§ PROBLEM TO SOLVE: Each record is to be transcribed exactly.

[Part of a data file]
————————
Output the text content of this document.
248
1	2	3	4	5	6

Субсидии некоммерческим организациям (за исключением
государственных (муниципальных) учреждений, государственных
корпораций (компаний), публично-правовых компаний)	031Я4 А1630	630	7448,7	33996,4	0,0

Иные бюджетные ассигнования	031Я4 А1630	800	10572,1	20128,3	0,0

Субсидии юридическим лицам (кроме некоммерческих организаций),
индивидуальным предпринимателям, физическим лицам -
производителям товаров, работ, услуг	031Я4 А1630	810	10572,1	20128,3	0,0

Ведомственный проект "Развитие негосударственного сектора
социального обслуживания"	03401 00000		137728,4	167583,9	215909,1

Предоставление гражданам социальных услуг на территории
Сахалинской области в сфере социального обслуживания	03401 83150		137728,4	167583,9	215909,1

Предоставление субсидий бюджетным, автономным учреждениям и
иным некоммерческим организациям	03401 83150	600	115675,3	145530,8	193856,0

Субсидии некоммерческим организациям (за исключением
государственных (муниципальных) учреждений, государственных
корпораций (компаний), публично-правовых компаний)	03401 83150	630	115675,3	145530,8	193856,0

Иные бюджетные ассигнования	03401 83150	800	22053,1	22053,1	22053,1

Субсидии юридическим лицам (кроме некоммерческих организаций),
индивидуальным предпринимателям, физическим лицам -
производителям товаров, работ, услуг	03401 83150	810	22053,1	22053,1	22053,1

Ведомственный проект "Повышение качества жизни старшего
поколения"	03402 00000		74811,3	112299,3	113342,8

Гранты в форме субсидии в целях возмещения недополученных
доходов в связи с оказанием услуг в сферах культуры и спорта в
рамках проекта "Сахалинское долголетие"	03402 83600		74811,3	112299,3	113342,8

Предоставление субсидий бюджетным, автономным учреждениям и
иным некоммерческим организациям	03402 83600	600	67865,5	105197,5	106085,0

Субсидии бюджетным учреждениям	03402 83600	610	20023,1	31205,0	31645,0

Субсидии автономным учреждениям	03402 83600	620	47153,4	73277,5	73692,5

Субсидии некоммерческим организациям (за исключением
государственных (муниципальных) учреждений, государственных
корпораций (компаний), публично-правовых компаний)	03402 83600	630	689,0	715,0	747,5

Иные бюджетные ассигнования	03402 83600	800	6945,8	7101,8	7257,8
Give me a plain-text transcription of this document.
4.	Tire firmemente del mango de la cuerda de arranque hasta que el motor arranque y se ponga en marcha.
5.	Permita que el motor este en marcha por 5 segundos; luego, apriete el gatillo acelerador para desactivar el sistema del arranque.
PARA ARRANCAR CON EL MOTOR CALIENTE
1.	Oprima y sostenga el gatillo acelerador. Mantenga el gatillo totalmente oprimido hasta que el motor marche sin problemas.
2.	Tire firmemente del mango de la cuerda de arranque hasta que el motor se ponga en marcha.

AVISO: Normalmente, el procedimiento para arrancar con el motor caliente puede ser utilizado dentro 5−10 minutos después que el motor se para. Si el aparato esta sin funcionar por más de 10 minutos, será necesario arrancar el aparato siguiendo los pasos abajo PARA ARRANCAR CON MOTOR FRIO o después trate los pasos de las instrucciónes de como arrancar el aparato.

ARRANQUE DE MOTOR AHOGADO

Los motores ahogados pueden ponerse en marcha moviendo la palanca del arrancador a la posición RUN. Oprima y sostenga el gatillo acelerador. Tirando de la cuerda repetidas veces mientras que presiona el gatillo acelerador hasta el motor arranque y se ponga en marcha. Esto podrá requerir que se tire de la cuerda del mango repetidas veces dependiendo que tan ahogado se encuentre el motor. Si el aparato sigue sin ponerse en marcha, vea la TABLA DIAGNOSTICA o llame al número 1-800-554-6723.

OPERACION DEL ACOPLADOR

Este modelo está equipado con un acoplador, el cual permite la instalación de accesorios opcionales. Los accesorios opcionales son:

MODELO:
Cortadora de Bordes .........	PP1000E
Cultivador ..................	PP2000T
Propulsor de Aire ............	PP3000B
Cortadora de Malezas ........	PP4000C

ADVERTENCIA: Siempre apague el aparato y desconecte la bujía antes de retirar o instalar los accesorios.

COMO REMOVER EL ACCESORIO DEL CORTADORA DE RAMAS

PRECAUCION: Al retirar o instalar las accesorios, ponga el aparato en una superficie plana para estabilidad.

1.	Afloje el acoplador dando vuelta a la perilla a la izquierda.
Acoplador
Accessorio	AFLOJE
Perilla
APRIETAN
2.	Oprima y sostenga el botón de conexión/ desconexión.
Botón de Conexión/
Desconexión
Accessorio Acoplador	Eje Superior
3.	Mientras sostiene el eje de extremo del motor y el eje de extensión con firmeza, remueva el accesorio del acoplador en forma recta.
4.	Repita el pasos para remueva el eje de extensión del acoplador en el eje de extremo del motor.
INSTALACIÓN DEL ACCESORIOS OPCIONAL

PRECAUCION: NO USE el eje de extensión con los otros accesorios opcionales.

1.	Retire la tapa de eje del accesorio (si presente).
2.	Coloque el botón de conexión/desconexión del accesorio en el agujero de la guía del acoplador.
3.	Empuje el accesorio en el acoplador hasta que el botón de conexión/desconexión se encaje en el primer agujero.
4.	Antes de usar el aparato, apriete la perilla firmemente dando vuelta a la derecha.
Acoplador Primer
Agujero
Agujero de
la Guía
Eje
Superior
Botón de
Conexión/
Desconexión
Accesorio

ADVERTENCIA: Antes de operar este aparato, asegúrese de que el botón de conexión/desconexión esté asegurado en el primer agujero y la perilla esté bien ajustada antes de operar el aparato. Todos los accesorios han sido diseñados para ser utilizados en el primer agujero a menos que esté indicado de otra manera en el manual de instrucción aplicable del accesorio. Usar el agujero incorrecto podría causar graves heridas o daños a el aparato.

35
————————
§ FULL ANSWER:
Output the text content of this document.
248
1	2	3	4	5	6

Субсидии некоммерческим организациям (за исключением
государственных (муниципальных) учреждений, государственных
корпораций (компаний), публично-правовых компаний)	031Я4 А1630	630	7448,7	33996,4	0,0

Иные бюджетные ассигнования	031Я4 А1630	800	10572,1	20128,3	0,0

Субсидии юридическим лицам (кроме некоммерческих организаций),
индивидуальным предпринимателям, физическим лицам -
производителям товаров, работ, услуг	031Я4 А1630	810	10572,1	20128,3	0,0

Ведомственный проект "Развитие негосударственного сектора
социального обслуживания"	03401 00000		137728,4	167583,9	215909,1

Предоставление гражданам социальных услуг на территории
Сахалинской области в сфере социального обслуживания	03401 83150		137728,4	167583,9	215909,1

Предоставление субсидий бюджетным, автономным учреждениям и
иным некоммерческим организациям	03401 83150	600	115675,3	145530,8	193856,0

Субсидии некоммерческим организациям (за исключением
государственных (муниципальных) учреждений, государственных
корпораций (компаний), публично-правовых компаний)	03401 83150	630	115675,3	145530,8	193856,0

Иные бюджетные ассигнования	03401 83150	800	22053,1	22053,1	22053,1

Субсидии юридическим лицам (кроме некоммерческих организаций),
индивидуальным предпринимателям, физическим лицам -
производителям товаров, работ, услуг	03401 83150	810	22053,1	22053,1	22053,1

Ведомственный проект "Повышение качества жизни старшего
поколения"	03402 00000		74811,3	112299,3	113342,8

Гранты в форме субсидии в целях возмещения недополученных
доходов в связи с оказанием услуг в сферах культуры и спорта в
рамках проекта "Сахалинское долголетие"	03402 83600		74811,3	112299,3	113342,8

Предоставление субсидий бюджетным, автономным учреждениям и
иным некоммерческим организациям	03402 83600	600	67865,5	105197,5	106085,0

Субсидии бюджетным учреждениям	03402 83600	610	20023,1	31205,0	31645,0

Субсидии автономным учреждениям	03402 83600	620	47153,4	73277,5	73692,5

Субсидии некоммерческим организациям (за исключением
государственных (муниципальных) учреждений, государственных
корпораций (компаний), публично-правовых компаний)	03402 83600	630	689,0	715,0	747,5

Иные бюджетные ассигнования	03402 83600	800	6945,8	7101,8	7257,8
Give me a plain-text transcription of this document.
4.	Tire firmemente del mango de la cuerda de arranque hasta que el motor arranque y se ponga en marcha.
5.	Permita que el motor este en marcha por 5 segundos; luego, apriete el gatillo acelerador para desactivar el sistema del arranque.
PARA ARRANCAR CON EL MOTOR CALIENTE
1.	Oprima y sostenga el gatillo acelerador. Mantenga el gatillo totalmente oprimido hasta que el motor marche sin problemas.
2.	Tire firmemente del mango de la cuerda de arranque hasta que el motor se ponga en marcha.

AVISO: Normalmente, el procedimiento para arrancar con el motor caliente puede ser utilizado dentro 5−10 minutos después que el motor se para. Si el aparato esta sin funcionar por más de 10 minutos, será necesario arrancar el aparato siguiendo los pasos abajo PARA ARRANCAR CON MOTOR FRIO o después trate los pasos de las instrucciónes de como arrancar el aparato.

ARRANQUE DE MOTOR AHOGADO

Los motores ahogados pueden ponerse en marcha moviendo la palanca del arrancador a la posición RUN. Oprima y sostenga el gatillo acelerador. Tirando de la cuerda repetidas veces mientras que presiona el gatillo acelerador hasta el motor arranque y se ponga en marcha. Esto podrá requerir que se tire de la cuerda del mango repetidas veces dependiendo que tan ahogado se encuentre el motor. Si el aparato sigue sin ponerse en marcha, vea la TABLA DIAGNOSTICA o llame al número 1-800-554-6723.

OPERACION DEL ACOPLADOR

Este modelo está equipado con un acoplador, el cual permite la instalación de accesorios opcionales. Los accesorios opcionales son:

MODELO:
Cortadora de Bordes .........	PP1000E
Cultivador ..................	PP2000T
Propulsor de Aire ............	PP3000B
Cortadora de Malezas ........	PP4000C

ADVERTENCIA: Siempre apague el aparato y desconecte la bujía antes de retirar o instalar los accesorios.

COMO REMOVER EL ACCESORIO DEL CORTADORA DE RAMAS

PRECAUCION: Al retirar o instalar las accesorios, ponga el aparato en una superficie plana para estabilidad.

1.	Afloje el acoplador dando vuelta a la perilla a la izquierda.
Acoplador
Accessorio	AFLOJE
Perilla
APRIETAN
2.	Oprima y sostenga el botón de conexión/ desconexión.
Botón de Conexión/
Desconexión
Accessorio Acoplador	Eje Superior
3.	Mientras sostiene el eje de extremo del motor y el eje de extensión con firmeza, remueva el accesorio del acoplador en forma recta.
4.	Repita el pasos para remueva el eje de extensión del acoplador en el eje de extremo del motor.
INSTALACIÓN DEL ACCESORIOS OPCIONAL

PRECAUCION: NO USE el eje de extensión con los otros accesorios opcionales.

1.	Retire la tapa de eje del accesorio (si presente).
2.	Coloque el botón de conexión/desconexión del accesorio en el agujero de la guía del acoplador.
3.	Empuje el accesorio en el acoplador hasta que el botón de conexión/desconexión se encaje en el primer agujero.
4.	Antes de usar el aparato, apriete la perilla firmemente dando vuelta a la derecha.
Acoplador Primer
Agujero
Agujero de
la Guía
Eje
Superior
Botón de
Conexión/
Desconexión
Accesorio

ADVERTENCIA: Antes de operar este aparato, asegúrese de que el botón de conexión/desconexión esté asegurado en el primer agujero y la perilla esté bien ajustada antes de operar el aparato. Todos los accesorios han sido diseñados para ser utilizados en el primer agujero a menos que esté indicado de otra manera en el manual de instrucción aplicable del accesorio. Usar el agujero incorrecto podría causar graves heridas o daños a el aparato.

35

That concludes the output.